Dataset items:
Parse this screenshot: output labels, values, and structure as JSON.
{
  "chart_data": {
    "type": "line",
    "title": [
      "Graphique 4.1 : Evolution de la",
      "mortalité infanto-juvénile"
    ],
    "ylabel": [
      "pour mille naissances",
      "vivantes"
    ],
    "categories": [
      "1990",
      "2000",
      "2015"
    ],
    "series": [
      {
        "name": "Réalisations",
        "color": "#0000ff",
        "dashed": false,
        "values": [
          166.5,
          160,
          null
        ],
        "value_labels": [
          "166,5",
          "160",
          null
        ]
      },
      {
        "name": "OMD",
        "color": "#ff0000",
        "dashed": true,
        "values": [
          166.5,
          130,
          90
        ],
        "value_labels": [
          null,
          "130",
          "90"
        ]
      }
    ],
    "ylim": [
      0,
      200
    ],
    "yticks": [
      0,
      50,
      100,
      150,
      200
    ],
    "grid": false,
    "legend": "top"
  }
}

Written task:
The entries above should be repeated exactly, every one of them.

Task solution:
Parse this screenshot: output labels, values, and structure as JSON.
{
  "chart_data": {
    "type": "line",
    "title": [
      "Graphique 4.1 : Evolution de la",
      "mortalité infanto-juvénile"
    ],
    "ylabel": [
      "pour mille naissances",
      "vivantes"
    ],
    "categories": [
      "1990",
      "2000",
      "2015"
    ],
    "series": [
      {
        "name": "Réalisations",
        "color": "#0000ff",
        "dashed": false,
        "values": [
          166.5,
          160,
          null
        ],
        "value_labels": [
          "166,5",
          "160",
          null
        ]
      },
      {
        "name": "OMD",
        "color": "#ff0000",
        "dashed": true,
        "values": [
          166.5,
          130,
          90
        ],
        "value_labels": [
          null,
          "130",
          "90"
        ]
      }
    ],
    "ylim": [
      0,
      200
    ],
    "yticks": [
      0,
      50,
      100,
      150,
      200
    ],
    "grid": false,
    "legend": "top"
  }
}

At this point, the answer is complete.